• _LISTED ENTRIES_
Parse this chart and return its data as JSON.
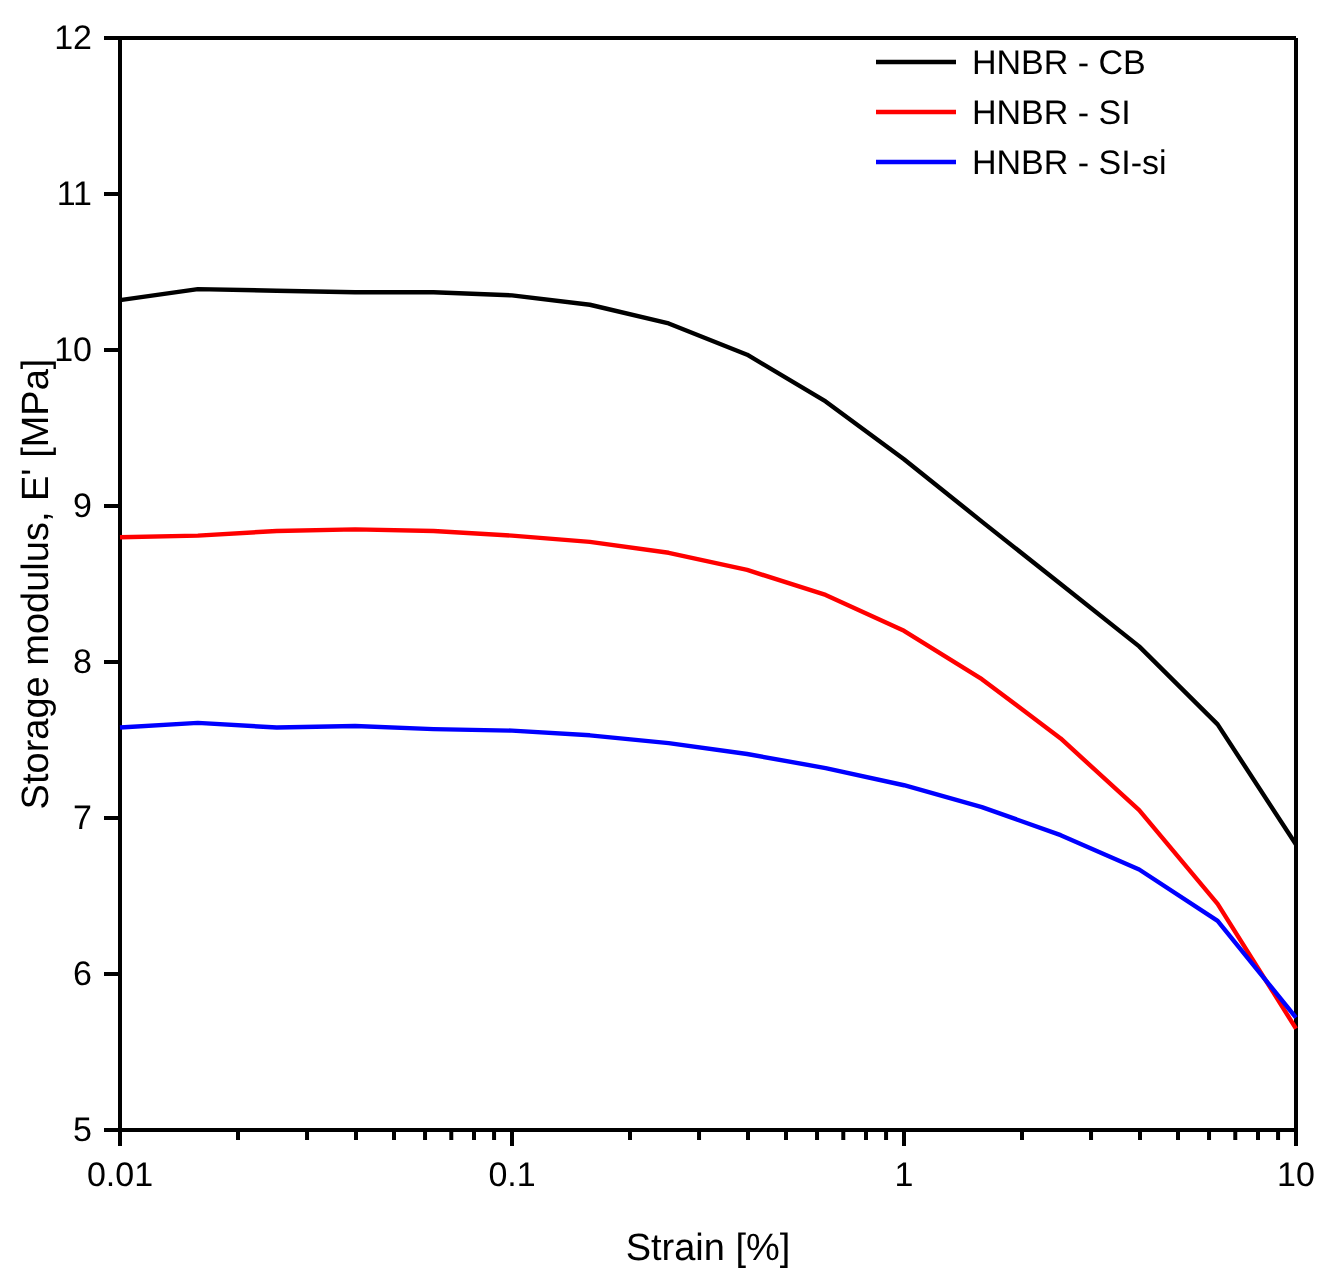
{
  "chart_data": {
    "type": "line",
    "xlabel": "Strain [%]",
    "ylabel": "Storage modulus, E' [MPa]",
    "log": "x",
    "xlim": [
      0.01,
      10
    ],
    "xticks": [
      0.01,
      0.1,
      1,
      10
    ],
    "ylim": [
      5,
      12
    ],
    "yticks": [
      5,
      6,
      7,
      8,
      9,
      10,
      11,
      12
    ],
    "legend": "top right",
    "grid": false,
    "marker": "none",
    "line_style": "solid",
    "x": [
      0.01,
      0.0158,
      0.0251,
      0.0398,
      0.0631,
      0.1,
      0.158,
      0.251,
      0.398,
      0.631,
      1,
      1.58,
      2.51,
      3.98,
      6.31,
      10
    ],
    "series": [
      {
        "name": "HNBR - CB",
        "color": "#000000",
        "values": [
          10.32,
          10.39,
          10.38,
          10.37,
          10.37,
          10.35,
          10.29,
          10.17,
          9.97,
          9.67,
          9.3,
          8.9,
          8.5,
          8.1,
          7.6,
          6.83
        ]
      },
      {
        "name": "HNBR - SI",
        "color": "#ff0000",
        "values": [
          8.8,
          8.81,
          8.84,
          8.85,
          8.84,
          8.81,
          8.77,
          8.7,
          8.59,
          8.43,
          8.2,
          7.89,
          7.51,
          7.05,
          6.45,
          5.65
        ]
      },
      {
        "name": "HNBR - SI-si",
        "color": "#0000ff",
        "values": [
          7.58,
          7.61,
          7.58,
          7.59,
          7.57,
          7.56,
          7.53,
          7.48,
          7.41,
          7.32,
          7.21,
          7.07,
          6.89,
          6.67,
          6.34,
          5.72
        ]
      }
    ]
  }
}
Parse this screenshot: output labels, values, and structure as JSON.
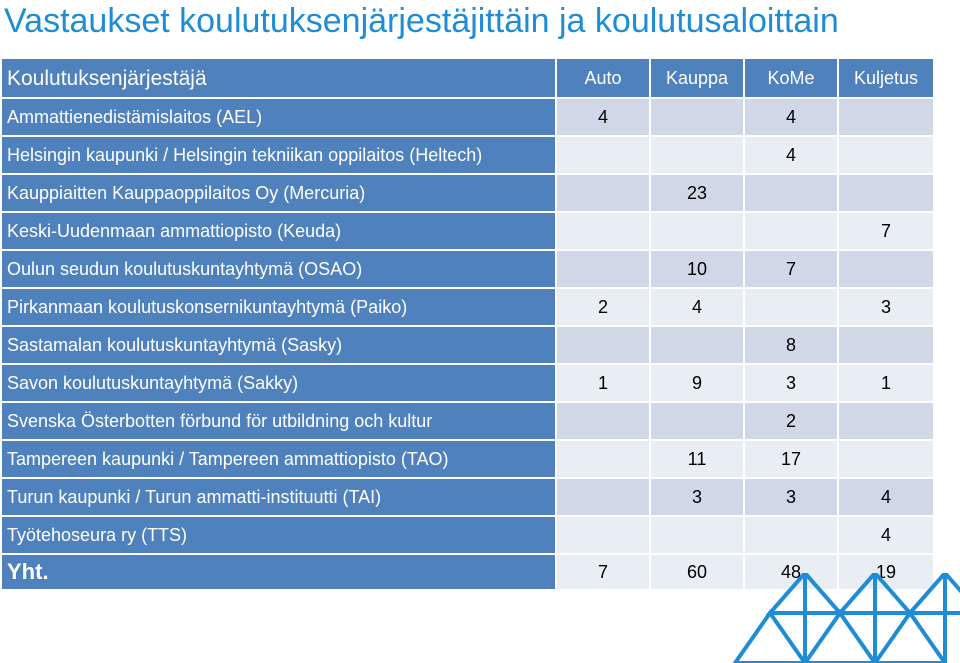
{
  "title": "Vastaukset koulutuksenjärjestäjittäin ja koulutusaloittain",
  "table": {
    "header": {
      "name": "Koulutuksenjärjestäjä",
      "cols": [
        "Auto",
        "Kauppa",
        "KoMe",
        "Kuljetus"
      ]
    },
    "rows": [
      {
        "name": "Ammattienedistämislaitos (AEL)",
        "vals": [
          "4",
          "",
          "4",
          ""
        ]
      },
      {
        "name": "Helsingin kaupunki / Helsingin tekniikan oppilaitos (Heltech)",
        "vals": [
          "",
          "",
          "4",
          ""
        ]
      },
      {
        "name": "Kauppiaitten Kauppaoppilaitos Oy (Mercuria)",
        "vals": [
          "",
          "23",
          "",
          ""
        ]
      },
      {
        "name": "Keski-Uudenmaan ammattiopisto (Keuda)",
        "vals": [
          "",
          "",
          "",
          "7"
        ]
      },
      {
        "name": "Oulun seudun koulutuskuntayhtymä (OSAO)",
        "vals": [
          "",
          "10",
          "7",
          ""
        ]
      },
      {
        "name": "Pirkanmaan koulutuskonsernikuntayhtymä (Paiko)",
        "vals": [
          "2",
          "4",
          "",
          "3"
        ]
      },
      {
        "name": "Sastamalan koulutuskuntayhtymä (Sasky)",
        "vals": [
          "",
          "",
          "8",
          ""
        ]
      },
      {
        "name": "Savon koulutuskuntayhtymä (Sakky)",
        "vals": [
          "1",
          "9",
          "3",
          "1"
        ]
      },
      {
        "name": "Svenska Österbotten förbund för utbildning och kultur",
        "vals": [
          "",
          "",
          "2",
          ""
        ]
      },
      {
        "name": "Tampereen kaupunki / Tampereen ammattiopisto (TAO)",
        "vals": [
          "",
          "11",
          "17",
          ""
        ]
      },
      {
        "name": "Turun kaupunki / Turun ammatti-instituutti (TAI)",
        "vals": [
          "",
          "3",
          "3",
          "4"
        ]
      },
      {
        "name": "Työtehoseura ry (TTS)",
        "vals": [
          "",
          "",
          "",
          "4"
        ]
      }
    ],
    "total": {
      "name": "Yht.",
      "vals": [
        "7",
        "60",
        "48",
        "19"
      ]
    }
  },
  "colors": {
    "accent": "#4f81bd",
    "title": "#1f8dd6",
    "row_light": "#e9edf4",
    "row_mid": "#d0d8e8",
    "decor": "#1f8dd6"
  }
}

• _WHAT IS REQUIRED_
Print every entry exactly as written, without the pictures.

• _ANSWER FOR THIS EXERCISE_
Parse this chart and return its data as JSON.
{
  "chart_data": {
    "type": "line",
    "xlabel": "Strain [%]",
    "ylabel": "Storage modulus, E' [MPa]",
    "log": "x",
    "xlim": [
      0.01,
      10
    ],
    "xticks": [
      0.01,
      0.1,
      1,
      10
    ],
    "ylim": [
      5,
      12
    ],
    "yticks": [
      5,
      6,
      7,
      8,
      9,
      10,
      11,
      12
    ],
    "legend": "top right",
    "grid": false,
    "marker": "none",
    "line_style": "solid",
    "x": [
      0.01,
      0.0158,
      0.0251,
      0.0398,
      0.0631,
      0.1,
      0.158,
      0.251,
      0.398,
      0.631,
      1,
      1.58,
      2.51,
      3.98,
      6.31,
      10
    ],
    "series": [
      {
        "name": "HNBR - CB",
        "color": "#000000",
        "values": [
          10.32,
          10.39,
          10.38,
          10.37,
          10.37,
          10.35,
          10.29,
          10.17,
          9.97,
          9.67,
          9.3,
          8.9,
          8.5,
          8.1,
          7.6,
          6.83
        ]
      },
      {
        "name": "HNBR - SI",
        "color": "#ff0000",
        "values": [
          8.8,
          8.81,
          8.84,
          8.85,
          8.84,
          8.81,
          8.77,
          8.7,
          8.59,
          8.43,
          8.2,
          7.89,
          7.51,
          7.05,
          6.45,
          5.65
        ]
      },
      {
        "name": "HNBR - SI-si",
        "color": "#0000ff",
        "values": [
          7.58,
          7.61,
          7.58,
          7.59,
          7.57,
          7.56,
          7.53,
          7.48,
          7.41,
          7.32,
          7.21,
          7.07,
          6.89,
          6.67,
          6.34,
          5.72
        ]
      }
    ]
  }
}
Parse this screenshot: output labels, values, and structure as JSON.
{
  "title": "Vastaukset koulutuksenjärjestäjittäin ja koulutusaloittain",
  "table": {
    "header": {
      "name": "Koulutuksenjärjestäjä",
      "cols": [
        "Auto",
        "Kauppa",
        "KoMe",
        "Kuljetus"
      ]
    },
    "rows": [
      {
        "name": "Ammattienedistämislaitos (AEL)",
        "vals": [
          "4",
          "",
          "4",
          ""
        ]
      },
      {
        "name": "Helsingin kaupunki / Helsingin tekniikan oppilaitos (Heltech)",
        "vals": [
          "",
          "",
          "4",
          ""
        ]
      },
      {
        "name": "Kauppiaitten Kauppaoppilaitos Oy (Mercuria)",
        "vals": [
          "",
          "23",
          "",
          ""
        ]
      },
      {
        "name": "Keski-Uudenmaan ammattiopisto (Keuda)",
        "vals": [
          "",
          "",
          "",
          "7"
        ]
      },
      {
        "name": "Oulun seudun koulutuskuntayhtymä (OSAO)",
        "vals": [
          "",
          "10",
          "7",
          ""
        ]
      },
      {
        "name": "Pirkanmaan koulutuskonsernikuntayhtymä (Paiko)",
        "vals": [
          "2",
          "4",
          "",
          "3"
        ]
      },
      {
        "name": "Sastamalan koulutuskuntayhtymä (Sasky)",
        "vals": [
          "",
          "",
          "8",
          ""
        ]
      },
      {
        "name": "Savon koulutuskuntayhtymä (Sakky)",
        "vals": [
          "1",
          "9",
          "3",
          "1"
        ]
      },
      {
        "name": "Svenska Österbotten förbund för utbildning och kultur",
        "vals": [
          "",
          "",
          "2",
          ""
        ]
      },
      {
        "name": "Tampereen kaupunki / Tampereen ammattiopisto (TAO)",
        "vals": [
          "",
          "11",
          "17",
          ""
        ]
      },
      {
        "name": "Turun kaupunki / Turun ammatti-instituutti (TAI)",
        "vals": [
          "",
          "3",
          "3",
          "4"
        ]
      },
      {
        "name": "Työtehoseura ry (TTS)",
        "vals": [
          "",
          "",
          "",
          "4"
        ]
      }
    ],
    "total": {
      "name": "Yht.",
      "vals": [
        "7",
        "60",
        "48",
        "19"
      ]
    }
  },
  "colors": {
    "accent": "#4f81bd",
    "title": "#1f8dd6",
    "row_light": "#e9edf4",
    "row_mid": "#d0d8e8",
    "decor": "#1f8dd6"
  }
}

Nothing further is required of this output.